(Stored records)
- - - - - - -
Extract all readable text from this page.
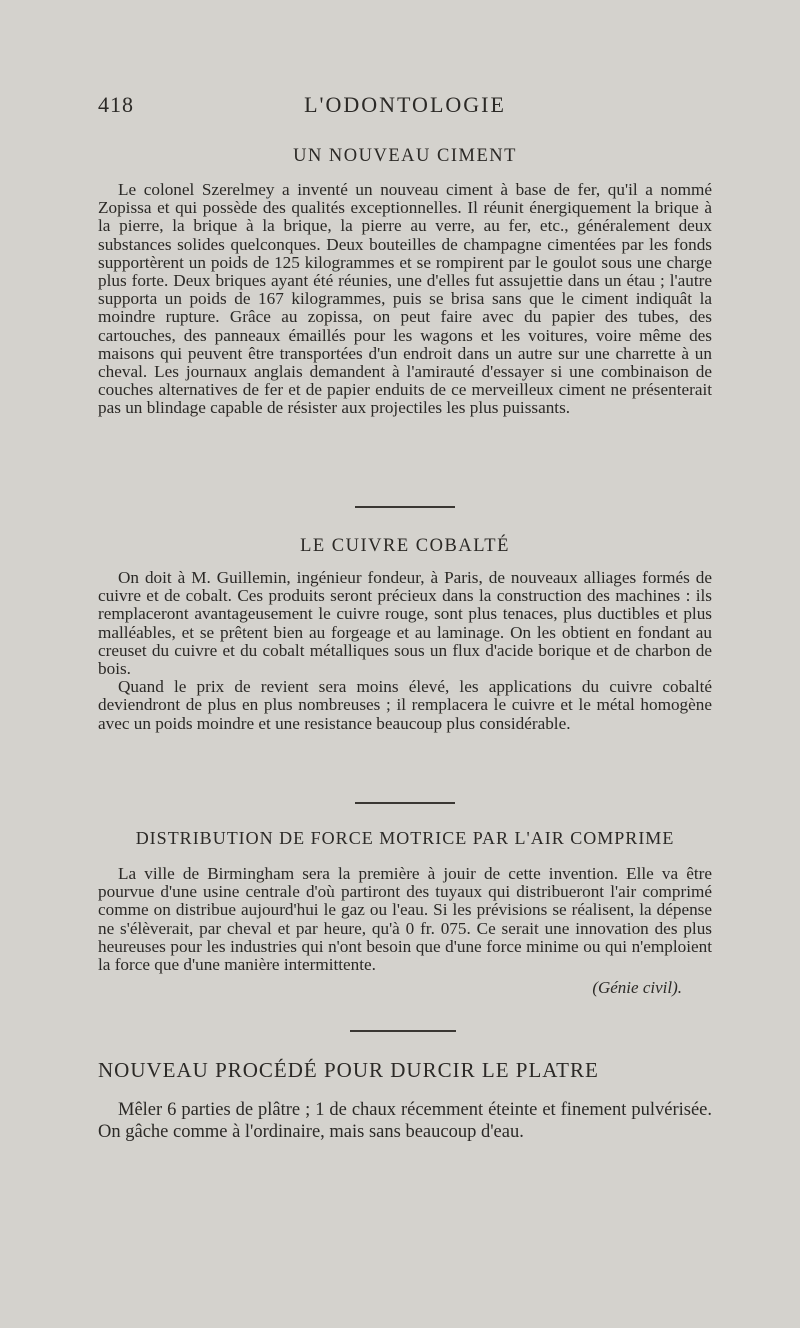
418	L'ODONTOLOGIE
UN NOUVEAU CIMENT

Le colonel Szerelmey a inventé un nouveau ciment à base de fer, qu'il a nommé Zopissa et qui possède des qualités exceptionnelles. Il réunit énergiquement la brique à la pierre, la brique à la brique, la pierre au verre, au fer, etc., généralement deux substances solides quelconques. Deux bouteilles de champagne cimentées par les fonds supportèrent un poids de 125 kilogrammes et se rompirent par le goulot sous une charge plus forte. Deux briques ayant été réunies, une d'elles fut assujettie dans un étau ; l'autre supporta un poids de 167 kilogrammes, puis se brisa sans que le ciment indiquât la moindre rupture. Grâce au zopissa, on peut faire avec du papier des tubes, des cartouches, des panneaux émaillés pour les wagons et les voitures, voire même des maisons qui peuvent être transportées d'un endroit dans un autre sur une charrette à un cheval. Les journaux anglais demandent à l'amirauté d'essayer si une combinaison de couches alternatives de fer et de papier enduits de ce merveilleux ciment ne présenterait pas un blindage capable de résister aux projectiles les plus puissants.

LE CUIVRE COBALTÉ

On doit à M. Guillemin, ingénieur fondeur, à Paris, de nouveaux alliages formés de cuivre et de cobalt. Ces produits seront précieux dans la construction des machines : ils remplaceront avantageusement le cuivre rouge, sont plus tenaces, plus ductibles et plus malléables, et se prêtent bien au forgeage et au laminage. On les obtient en fondant au creuset du cuivre et du cobalt métalliques sous un flux d'acide borique et de charbon de bois.

Quand le prix de revient sera moins élevé, les applications du cuivre cobalté deviendront de plus en plus nombreuses ; il remplacera le cuivre et le métal homogène avec un poids moindre et une resistance beaucoup plus considérable.

DISTRIBUTION DE FORCE MOTRICE PAR L'AIR COMPRIME

La ville de Birmingham sera la première à jouir de cette invention. Elle va être pourvue d'une usine centrale d'où partiront des tuyaux qui distribueront l'air comprimé comme on distribue aujourd'hui le gaz ou l'eau. Si les prévisions se réalisent, la dépense ne s'élèverait, par cheval et par heure, qu'à 0 fr. 075. Ce serait une innovation des plus heureuses pour les industries qui n'ont besoin que d'une force minime ou qui n'emploient la force que d'une manière intermittente.

(Génie civil).

NOUVEAU PROCÉDÉ POUR DURCIR LE PLATRE

Mêler 6 parties de plâtre ; 1 de chaux récemment éteinte et finement pulvérisée. On gâche comme à l'ordinaire, mais sans beaucoup d'eau.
- - - - - - -
WRITTEN PROBLEM: Reproduce the whole listing above word for word, but not its pictures.

RESPONSE TO THE TASK:
Extract all readable text from this page.
418	L'ODONTOLOGIE
UN NOUVEAU CIMENT

Le colonel Szerelmey a inventé un nouveau ciment à base de fer, qu'il a nommé Zopissa et qui possède des qualités exceptionnelles. Il réunit énergiquement la brique à la pierre, la brique à la brique, la pierre au verre, au fer, etc., généralement deux substances solides quelconques. Deux bouteilles de champagne cimentées par les fonds supportèrent un poids de 125 kilogrammes et se rompirent par le goulot sous une charge plus forte. Deux briques ayant été réunies, une d'elles fut assujettie dans un étau ; l'autre supporta un poids de 167 kilogrammes, puis se brisa sans que le ciment indiquât la moindre rupture. Grâce au zopissa, on peut faire avec du papier des tubes, des cartouches, des panneaux émaillés pour les wagons et les voitures, voire même des maisons qui peuvent être transportées d'un endroit dans un autre sur une charrette à un cheval. Les journaux anglais demandent à l'amirauté d'essayer si une combinaison de couches alternatives de fer et de papier enduits de ce merveilleux ciment ne présenterait pas un blindage capable de résister aux projectiles les plus puissants.

LE CUIVRE COBALTÉ

On doit à M. Guillemin, ingénieur fondeur, à Paris, de nouveaux alliages formés de cuivre et de cobalt. Ces produits seront précieux dans la construction des machines : ils remplaceront avantageusement le cuivre rouge, sont plus tenaces, plus ductibles et plus malléables, et se prêtent bien au forgeage et au laminage. On les obtient en fondant au creuset du cuivre et du cobalt métalliques sous un flux d'acide borique et de charbon de bois.

Quand le prix de revient sera moins élevé, les applications du cuivre cobalté deviendront de plus en plus nombreuses ; il remplacera le cuivre et le métal homogène avec un poids moindre et une resistance beaucoup plus considérable.

DISTRIBUTION DE FORCE MOTRICE PAR L'AIR COMPRIME

La ville de Birmingham sera la première à jouir de cette invention. Elle va être pourvue d'une usine centrale d'où partiront des tuyaux qui distribueront l'air comprimé comme on distribue aujourd'hui le gaz ou l'eau. Si les prévisions se réalisent, la dépense ne s'élèverait, par cheval et par heure, qu'à 0 fr. 075. Ce serait une innovation des plus heureuses pour les industries qui n'ont besoin que d'une force minime ou qui n'emploient la force que d'une manière intermittente.

(Génie civil).

NOUVEAU PROCÉDÉ POUR DURCIR LE PLATRE

Mêler 6 parties de plâtre ; 1 de chaux récemment éteinte et finement pulvérisée. On gâche comme à l'ordinaire, mais sans beaucoup d'eau.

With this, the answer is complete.